WHAT NEEDS TO BE DONE
Output every entry exactly, from the first line to the last.

MATERIALS PROVIDED
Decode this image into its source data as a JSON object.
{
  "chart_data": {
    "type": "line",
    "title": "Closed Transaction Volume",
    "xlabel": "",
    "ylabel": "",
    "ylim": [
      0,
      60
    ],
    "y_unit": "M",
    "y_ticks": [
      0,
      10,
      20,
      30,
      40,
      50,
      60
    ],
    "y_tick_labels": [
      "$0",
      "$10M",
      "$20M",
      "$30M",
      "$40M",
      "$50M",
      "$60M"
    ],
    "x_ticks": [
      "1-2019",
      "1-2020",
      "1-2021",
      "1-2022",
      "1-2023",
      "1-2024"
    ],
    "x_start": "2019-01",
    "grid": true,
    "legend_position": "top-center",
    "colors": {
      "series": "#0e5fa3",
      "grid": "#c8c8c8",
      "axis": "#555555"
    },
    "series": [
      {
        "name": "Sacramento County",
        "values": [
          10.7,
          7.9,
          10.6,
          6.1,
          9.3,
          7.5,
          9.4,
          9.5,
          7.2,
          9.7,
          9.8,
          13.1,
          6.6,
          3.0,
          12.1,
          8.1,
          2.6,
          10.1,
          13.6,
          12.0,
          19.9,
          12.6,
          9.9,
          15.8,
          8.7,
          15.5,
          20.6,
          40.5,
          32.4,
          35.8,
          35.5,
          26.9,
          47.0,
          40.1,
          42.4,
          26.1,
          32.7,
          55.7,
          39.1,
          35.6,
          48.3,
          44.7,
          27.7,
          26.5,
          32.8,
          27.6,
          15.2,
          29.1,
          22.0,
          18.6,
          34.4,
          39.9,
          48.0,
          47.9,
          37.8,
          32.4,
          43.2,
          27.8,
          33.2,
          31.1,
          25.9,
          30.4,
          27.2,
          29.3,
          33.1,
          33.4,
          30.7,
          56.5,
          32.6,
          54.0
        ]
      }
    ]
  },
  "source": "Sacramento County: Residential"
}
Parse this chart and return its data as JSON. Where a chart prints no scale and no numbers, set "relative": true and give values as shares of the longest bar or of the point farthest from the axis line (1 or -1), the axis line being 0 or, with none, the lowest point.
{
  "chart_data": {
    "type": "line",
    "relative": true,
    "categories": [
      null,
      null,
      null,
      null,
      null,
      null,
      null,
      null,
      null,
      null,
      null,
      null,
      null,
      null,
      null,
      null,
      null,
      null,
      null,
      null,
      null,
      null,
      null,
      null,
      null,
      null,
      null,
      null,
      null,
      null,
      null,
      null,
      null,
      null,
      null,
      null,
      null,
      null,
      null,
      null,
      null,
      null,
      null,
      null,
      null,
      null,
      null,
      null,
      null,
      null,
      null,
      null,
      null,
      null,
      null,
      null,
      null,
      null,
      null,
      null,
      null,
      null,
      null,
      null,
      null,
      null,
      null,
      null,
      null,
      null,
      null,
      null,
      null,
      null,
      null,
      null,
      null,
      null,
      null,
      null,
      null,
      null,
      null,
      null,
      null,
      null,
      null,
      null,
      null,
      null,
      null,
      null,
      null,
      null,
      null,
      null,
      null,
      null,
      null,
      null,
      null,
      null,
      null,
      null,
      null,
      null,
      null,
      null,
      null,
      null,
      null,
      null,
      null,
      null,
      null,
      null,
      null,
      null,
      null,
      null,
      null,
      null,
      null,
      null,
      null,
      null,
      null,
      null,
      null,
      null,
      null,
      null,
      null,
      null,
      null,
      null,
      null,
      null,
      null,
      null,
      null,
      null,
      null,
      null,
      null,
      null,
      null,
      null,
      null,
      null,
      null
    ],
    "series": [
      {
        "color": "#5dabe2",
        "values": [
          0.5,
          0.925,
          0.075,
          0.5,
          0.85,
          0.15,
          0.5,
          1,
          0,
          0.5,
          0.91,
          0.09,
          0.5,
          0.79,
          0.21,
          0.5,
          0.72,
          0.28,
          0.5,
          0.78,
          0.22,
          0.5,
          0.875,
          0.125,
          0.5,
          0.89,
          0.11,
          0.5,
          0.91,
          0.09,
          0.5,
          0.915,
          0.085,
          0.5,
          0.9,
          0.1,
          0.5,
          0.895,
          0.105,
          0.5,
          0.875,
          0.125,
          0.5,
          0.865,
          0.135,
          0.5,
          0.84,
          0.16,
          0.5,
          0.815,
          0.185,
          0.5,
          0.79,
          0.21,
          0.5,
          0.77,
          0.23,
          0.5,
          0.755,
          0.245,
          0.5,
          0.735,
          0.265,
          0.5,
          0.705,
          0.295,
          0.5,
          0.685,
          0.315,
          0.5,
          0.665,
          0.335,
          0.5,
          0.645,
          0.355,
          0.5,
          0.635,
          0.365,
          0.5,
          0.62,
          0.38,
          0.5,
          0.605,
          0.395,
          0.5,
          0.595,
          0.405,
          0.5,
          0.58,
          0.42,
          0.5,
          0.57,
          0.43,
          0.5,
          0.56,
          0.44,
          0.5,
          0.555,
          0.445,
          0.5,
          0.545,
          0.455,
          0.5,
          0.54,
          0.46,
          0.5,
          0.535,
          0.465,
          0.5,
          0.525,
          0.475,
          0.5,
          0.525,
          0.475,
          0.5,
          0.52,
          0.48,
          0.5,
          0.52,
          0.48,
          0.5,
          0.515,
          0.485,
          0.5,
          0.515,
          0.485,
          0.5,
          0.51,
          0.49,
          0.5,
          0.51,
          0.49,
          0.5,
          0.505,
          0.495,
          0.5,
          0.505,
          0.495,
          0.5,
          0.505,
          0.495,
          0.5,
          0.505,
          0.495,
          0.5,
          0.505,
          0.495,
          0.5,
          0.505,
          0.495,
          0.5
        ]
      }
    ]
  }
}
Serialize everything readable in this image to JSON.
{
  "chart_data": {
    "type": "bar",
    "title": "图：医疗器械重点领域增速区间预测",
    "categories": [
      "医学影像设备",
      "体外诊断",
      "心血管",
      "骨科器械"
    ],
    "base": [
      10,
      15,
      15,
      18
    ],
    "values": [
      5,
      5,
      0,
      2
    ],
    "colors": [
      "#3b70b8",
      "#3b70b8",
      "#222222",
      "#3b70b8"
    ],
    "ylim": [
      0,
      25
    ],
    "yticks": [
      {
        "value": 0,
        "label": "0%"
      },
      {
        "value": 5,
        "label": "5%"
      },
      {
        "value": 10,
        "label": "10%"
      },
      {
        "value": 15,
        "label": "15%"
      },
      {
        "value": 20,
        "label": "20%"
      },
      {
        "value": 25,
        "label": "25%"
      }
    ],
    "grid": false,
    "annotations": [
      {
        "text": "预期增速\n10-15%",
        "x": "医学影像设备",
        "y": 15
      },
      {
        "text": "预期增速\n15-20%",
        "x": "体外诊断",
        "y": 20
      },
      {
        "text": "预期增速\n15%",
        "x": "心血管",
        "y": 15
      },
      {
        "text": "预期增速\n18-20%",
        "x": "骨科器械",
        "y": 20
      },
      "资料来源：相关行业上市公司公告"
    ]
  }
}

SOLUTION FOR THIS PROBLEM
Decode this image into its source data as a JSON object.
{
  "chart_data": {
    "type": "line",
    "title": "Closed Transaction Volume",
    "xlabel": "",
    "ylabel": "",
    "ylim": [
      0,
      60
    ],
    "y_unit": "M",
    "y_ticks": [
      0,
      10,
      20,
      30,
      40,
      50,
      60
    ],
    "y_tick_labels": [
      "$0",
      "$10M",
      "$20M",
      "$30M",
      "$40M",
      "$50M",
      "$60M"
    ],
    "x_ticks": [
      "1-2019",
      "1-2020",
      "1-2021",
      "1-2022",
      "1-2023",
      "1-2024"
    ],
    "x_start": "2019-01",
    "grid": true,
    "legend_position": "top-center",
    "colors": {
      "series": "#0e5fa3",
      "grid": "#c8c8c8",
      "axis": "#555555"
    },
    "series": [
      {
        "name": "Sacramento County",
        "values": [
          10.7,
          7.9,
          10.6,
          6.1,
          9.3,
          7.5,
          9.4,
          9.5,
          7.2,
          9.7,
          9.8,
          13.1,
          6.6,
          3.0,
          12.1,
          8.1,
          2.6,
          10.1,
          13.6,
          12.0,
          19.9,
          12.6,
          9.9,
          15.8,
          8.7,
          15.5,
          20.6,
          40.5,
          32.4,
          35.8,
          35.5,
          26.9,
          47.0,
          40.1,
          42.4,
          26.1,
          32.7,
          55.7,
          39.1,
          35.6,
          48.3,
          44.7,
          27.7,
          26.5,
          32.8,
          27.6,
          15.2,
          29.1,
          22.0,
          18.6,
          34.4,
          39.9,
          48.0,
          47.9,
          37.8,
          32.4,
          43.2,
          27.8,
          33.2,
          31.1,
          25.9,
          30.4,
          27.2,
          29.3,
          33.1,
          33.4,
          30.7,
          56.5,
          32.6,
          54.0
        ]
      }
    ]
  },
  "source": "Sacramento County: Residential"
}
Parse this chart and return its data as JSON. Where a chart prints no scale and no numbers, set "relative": true and give values as shares of the longest bar or of the point farthest from the axis line (1 or -1), the axis line being 0 or, with none, the lowest point.
{
  "chart_data": {
    "type": "line",
    "relative": true,
    "categories": [
      null,
      null,
      null,
      null,
      null,
      null,
      null,
      null,
      null,
      null,
      null,
      null,
      null,
      null,
      null,
      null,
      null,
      null,
      null,
      null,
      null,
      null,
      null,
      null,
      null,
      null,
      null,
      null,
      null,
      null,
      null,
      null,
      null,
      null,
      null,
      null,
      null,
      null,
      null,
      null,
      null,
      null,
      null,
      null,
      null,
      null,
      null,
      null,
      null,
      null,
      null,
      null,
      null,
      null,
      null,
      null,
      null,
      null,
      null,
      null,
      null,
      null,
      null,
      null,
      null,
      null,
      null,
      null,
      null,
      null,
      null,
      null,
      null,
      null,
      null,
      null,
      null,
      null,
      null,
      null,
      null,
      null,
      null,
      null,
      null,
      null,
      null,
      null,
      null,
      null,
      null,
      null,
      null,
      null,
      null,
      null,
      null,
      null,
      null,
      null,
      null,
      null,
      null,
      null,
      null,
      null,
      null,
      null,
      null,
      null,
      null,
      null,
      null,
      null,
      null,
      null,
      null,
      null,
      null,
      null,
      null,
      null,
      null,
      null,
      null,
      null,
      null,
      null,
      null,
      null,
      null,
      null,
      null,
      null,
      null,
      null,
      null,
      null,
      null,
      null,
      null,
      null,
      null,
      null,
      null,
      null,
      null,
      null,
      null,
      null,
      null
    ],
    "series": [
      {
        "color": "#5dabe2",
        "values": [
          0.5,
          0.925,
          0.075,
          0.5,
          0.85,
          0.15,
          0.5,
          1,
          0,
          0.5,
          0.91,
          0.09,
          0.5,
          0.79,
          0.21,
          0.5,
          0.72,
          0.28,
          0.5,
          0.78,
          0.22,
          0.5,
          0.875,
          0.125,
          0.5,
          0.89,
          0.11,
          0.5,
          0.91,
          0.09,
          0.5,
          0.915,
          0.085,
          0.5,
          0.9,
          0.1,
          0.5,
          0.895,
          0.105,
          0.5,
          0.875,
          0.125,
          0.5,
          0.865,
          0.135,
          0.5,
          0.84,
          0.16,
          0.5,
          0.815,
          0.185,
          0.5,
          0.79,
          0.21,
          0.5,
          0.77,
          0.23,
          0.5,
          0.755,
          0.245,
          0.5,
          0.735,
          0.265,
          0.5,
          0.705,
          0.295,
          0.5,
          0.685,
          0.315,
          0.5,
          0.665,
          0.335,
          0.5,
          0.645,
          0.355,
          0.5,
          0.635,
          0.365,
          0.5,
          0.62,
          0.38,
          0.5,
          0.605,
          0.395,
          0.5,
          0.595,
          0.405,
          0.5,
          0.58,
          0.42,
          0.5,
          0.57,
          0.43,
          0.5,
          0.56,
          0.44,
          0.5,
          0.555,
          0.445,
          0.5,
          0.545,
          0.455,
          0.5,
          0.54,
          0.46,
          0.5,
          0.535,
          0.465,
          0.5,
          0.525,
          0.475,
          0.5,
          0.525,
          0.475,
          0.5,
          0.52,
          0.48,
          0.5,
          0.52,
          0.48,
          0.5,
          0.515,
          0.485,
          0.5,
          0.515,
          0.485,
          0.5,
          0.51,
          0.49,
          0.5,
          0.51,
          0.49,
          0.5,
          0.505,
          0.495,
          0.5,
          0.505,
          0.495,
          0.5,
          0.505,
          0.495,
          0.5,
          0.505,
          0.495,
          0.5,
          0.505,
          0.495,
          0.5,
          0.505,
          0.495,
          0.5
        ]
      }
    ]
  }
}
Serialize everything readable in this image to JSON.
{
  "chart_data": {
    "type": "bar",
    "title": "图：医疗器械重点领域增速区间预测",
    "categories": [
      "医学影像设备",
      "体外诊断",
      "心血管",
      "骨科器械"
    ],
    "base": [
      10,
      15,
      15,
      18
    ],
    "values": [
      5,
      5,
      0,
      2
    ],
    "colors": [
      "#3b70b8",
      "#3b70b8",
      "#222222",
      "#3b70b8"
    ],
    "ylim": [
      0,
      25
    ],
    "yticks": [
      {
        "value": 0,
        "label": "0%"
      },
      {
        "value": 5,
        "label": "5%"
      },
      {
        "value": 10,
        "label": "10%"
      },
      {
        "value": 15,
        "label": "15%"
      },
      {
        "value": 20,
        "label": "20%"
      },
      {
        "value": 25,
        "label": "25%"
      }
    ],
    "grid": false,
    "annotations": [
      {
        "text": "预期增速\n10-15%",
        "x": "医学影像设备",
        "y": 15
      },
      {
        "text": "预期增速\n15-20%",
        "x": "体外诊断",
        "y": 20
      },
      {
        "text": "预期增速\n15%",
        "x": "心血管",
        "y": 15
      },
      {
        "text": "预期增速\n18-20%",
        "x": "骨科器械",
        "y": 20
      },
      "资料来源：相关行业上市公司公告"
    ]
  }
}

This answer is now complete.